Instruction: In the data that follows, count every line holding the string "predetermined" and give the count alone.

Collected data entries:
***

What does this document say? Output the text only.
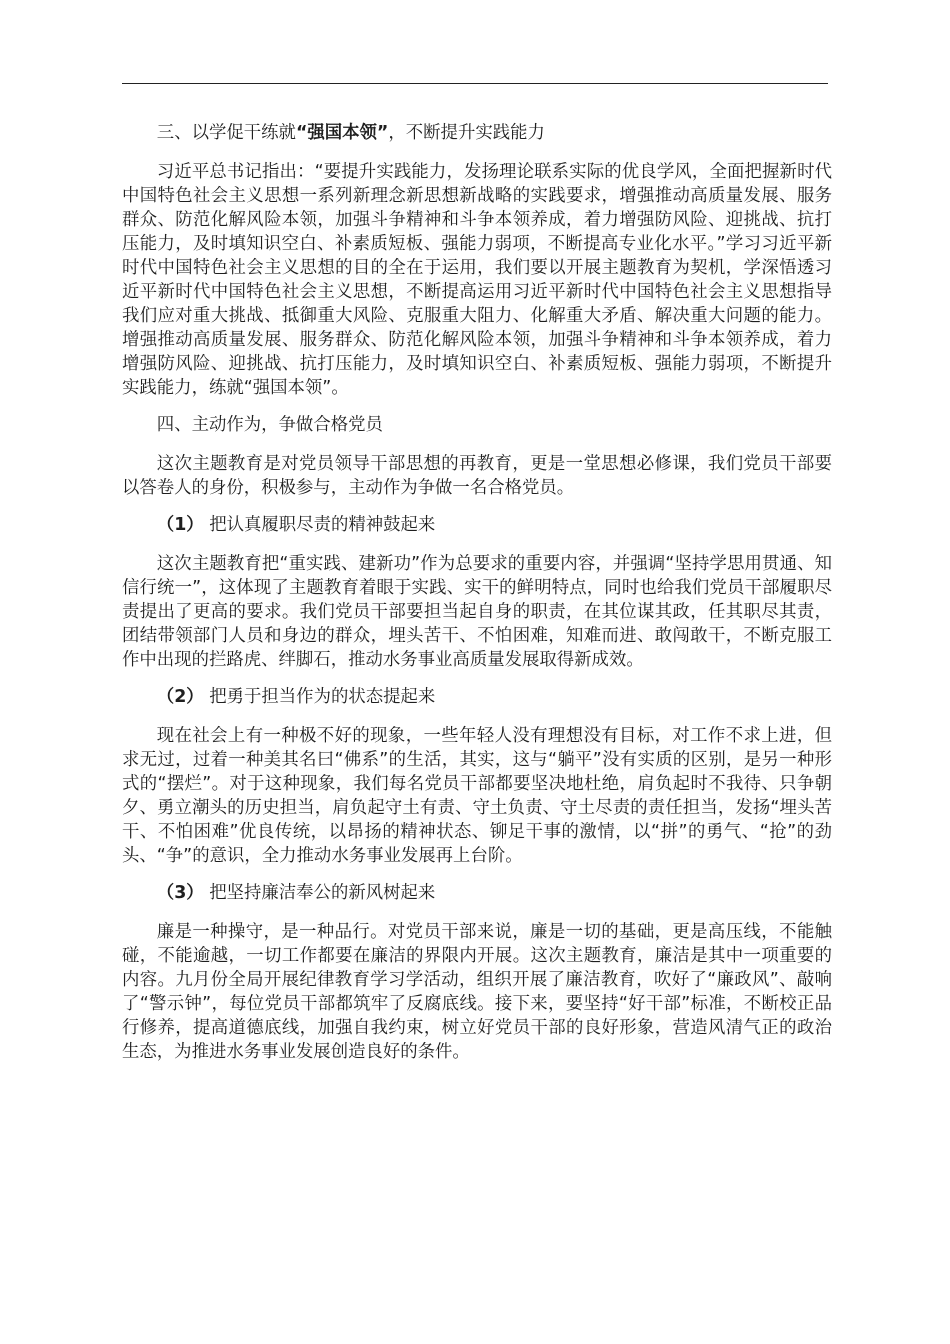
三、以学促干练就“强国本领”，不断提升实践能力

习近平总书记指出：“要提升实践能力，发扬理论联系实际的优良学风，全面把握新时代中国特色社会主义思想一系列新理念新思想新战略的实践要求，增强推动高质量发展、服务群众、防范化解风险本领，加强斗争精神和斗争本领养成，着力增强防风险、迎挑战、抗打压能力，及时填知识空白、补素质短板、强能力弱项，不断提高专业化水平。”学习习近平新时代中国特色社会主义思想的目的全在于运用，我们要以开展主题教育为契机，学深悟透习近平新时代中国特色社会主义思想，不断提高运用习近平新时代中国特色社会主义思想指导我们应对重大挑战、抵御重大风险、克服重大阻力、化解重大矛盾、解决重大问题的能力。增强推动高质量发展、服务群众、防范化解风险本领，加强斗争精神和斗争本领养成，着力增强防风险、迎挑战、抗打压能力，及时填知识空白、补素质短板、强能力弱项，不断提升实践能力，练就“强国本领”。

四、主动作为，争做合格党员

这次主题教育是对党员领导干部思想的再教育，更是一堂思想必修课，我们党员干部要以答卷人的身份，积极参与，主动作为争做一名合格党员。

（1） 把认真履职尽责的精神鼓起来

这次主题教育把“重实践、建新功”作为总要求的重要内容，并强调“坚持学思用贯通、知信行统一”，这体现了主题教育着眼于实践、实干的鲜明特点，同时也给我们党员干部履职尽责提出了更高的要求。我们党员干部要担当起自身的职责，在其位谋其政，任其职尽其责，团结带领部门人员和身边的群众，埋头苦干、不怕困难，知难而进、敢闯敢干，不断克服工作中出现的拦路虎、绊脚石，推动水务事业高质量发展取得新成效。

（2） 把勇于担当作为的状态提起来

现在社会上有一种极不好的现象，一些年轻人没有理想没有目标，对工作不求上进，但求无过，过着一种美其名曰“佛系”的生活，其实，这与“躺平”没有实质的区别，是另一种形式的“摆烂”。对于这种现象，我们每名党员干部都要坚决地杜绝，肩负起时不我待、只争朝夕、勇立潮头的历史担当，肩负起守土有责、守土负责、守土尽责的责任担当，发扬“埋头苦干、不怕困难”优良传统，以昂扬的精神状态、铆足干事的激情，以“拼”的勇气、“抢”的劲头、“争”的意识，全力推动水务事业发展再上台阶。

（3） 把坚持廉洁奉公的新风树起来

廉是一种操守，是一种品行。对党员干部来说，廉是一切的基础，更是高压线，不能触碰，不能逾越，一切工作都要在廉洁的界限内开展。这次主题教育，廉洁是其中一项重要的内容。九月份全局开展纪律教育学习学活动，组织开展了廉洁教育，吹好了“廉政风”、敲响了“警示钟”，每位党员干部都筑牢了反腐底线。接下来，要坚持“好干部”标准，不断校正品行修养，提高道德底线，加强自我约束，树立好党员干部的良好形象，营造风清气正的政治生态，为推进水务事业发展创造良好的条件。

***

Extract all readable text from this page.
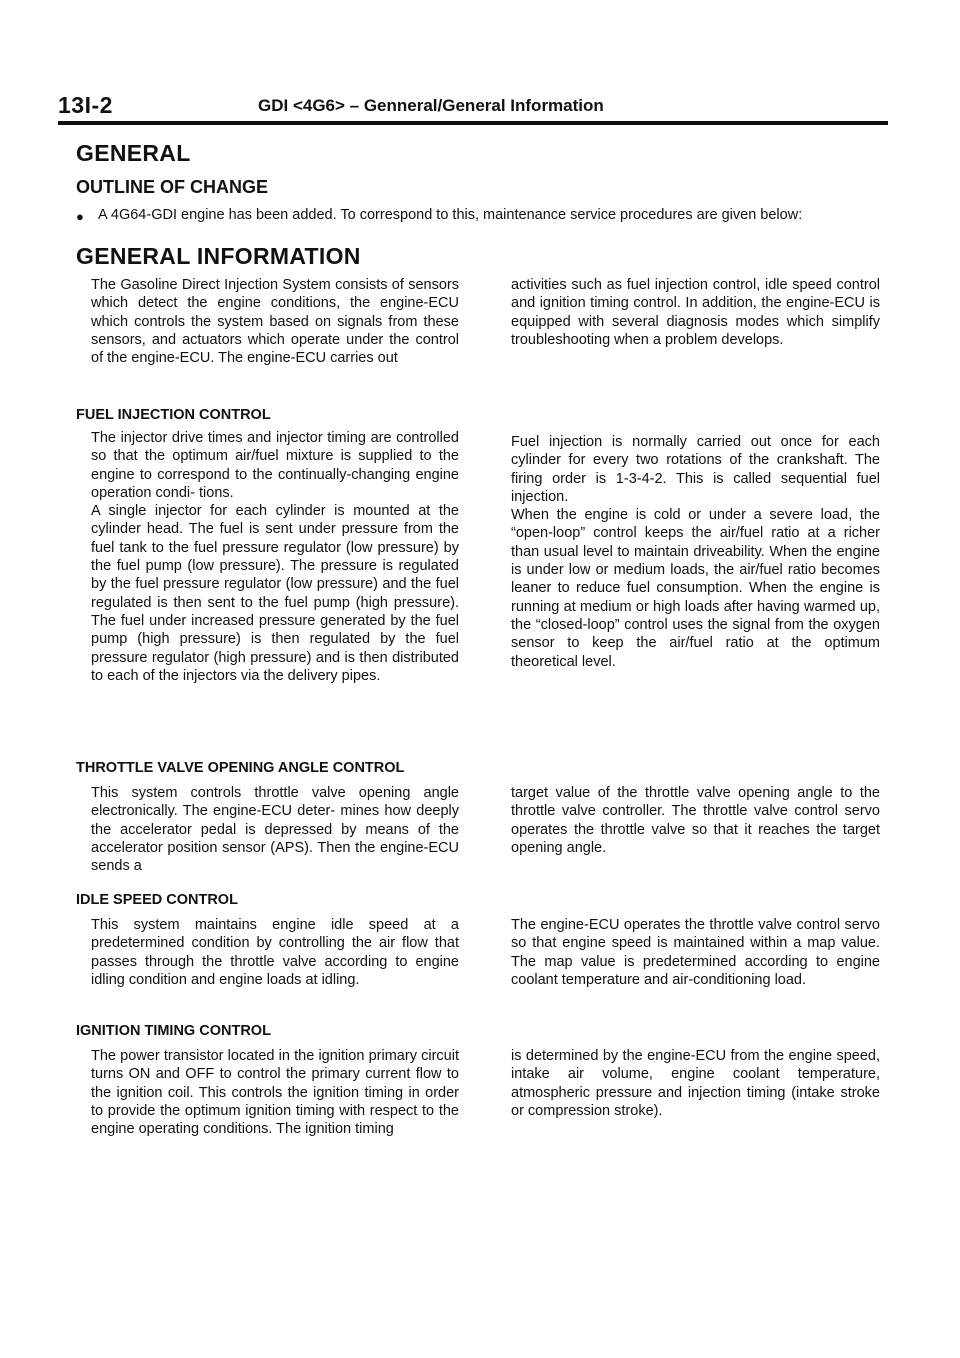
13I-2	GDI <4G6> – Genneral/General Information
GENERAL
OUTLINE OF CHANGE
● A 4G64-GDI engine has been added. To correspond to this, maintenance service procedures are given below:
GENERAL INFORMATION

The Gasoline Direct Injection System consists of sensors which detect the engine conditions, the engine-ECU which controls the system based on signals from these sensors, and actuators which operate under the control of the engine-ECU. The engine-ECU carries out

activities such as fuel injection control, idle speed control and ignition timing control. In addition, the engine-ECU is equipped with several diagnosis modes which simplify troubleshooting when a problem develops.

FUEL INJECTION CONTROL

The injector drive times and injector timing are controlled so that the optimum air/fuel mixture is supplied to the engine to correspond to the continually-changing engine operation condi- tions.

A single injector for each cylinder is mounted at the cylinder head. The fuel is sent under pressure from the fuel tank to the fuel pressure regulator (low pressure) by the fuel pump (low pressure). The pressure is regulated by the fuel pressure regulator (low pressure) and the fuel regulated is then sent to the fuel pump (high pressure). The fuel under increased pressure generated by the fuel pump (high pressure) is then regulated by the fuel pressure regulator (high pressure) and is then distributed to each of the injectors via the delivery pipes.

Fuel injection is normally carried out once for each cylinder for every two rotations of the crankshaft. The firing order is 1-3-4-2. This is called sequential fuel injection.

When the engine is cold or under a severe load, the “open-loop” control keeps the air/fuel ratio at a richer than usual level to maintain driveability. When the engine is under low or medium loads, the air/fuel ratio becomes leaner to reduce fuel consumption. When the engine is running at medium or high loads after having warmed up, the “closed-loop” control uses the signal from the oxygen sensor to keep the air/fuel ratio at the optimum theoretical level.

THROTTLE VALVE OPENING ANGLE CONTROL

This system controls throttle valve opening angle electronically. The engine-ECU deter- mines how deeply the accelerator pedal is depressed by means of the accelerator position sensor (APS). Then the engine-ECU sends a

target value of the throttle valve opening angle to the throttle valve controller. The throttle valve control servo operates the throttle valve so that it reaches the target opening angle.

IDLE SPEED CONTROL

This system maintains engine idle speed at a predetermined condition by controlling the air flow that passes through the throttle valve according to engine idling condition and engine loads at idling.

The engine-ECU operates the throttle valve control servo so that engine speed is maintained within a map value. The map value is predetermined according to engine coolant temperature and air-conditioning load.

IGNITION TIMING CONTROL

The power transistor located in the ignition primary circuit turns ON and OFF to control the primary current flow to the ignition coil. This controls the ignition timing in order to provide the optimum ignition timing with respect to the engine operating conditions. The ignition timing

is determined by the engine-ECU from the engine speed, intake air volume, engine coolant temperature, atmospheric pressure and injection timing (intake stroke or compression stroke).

***

The output: 2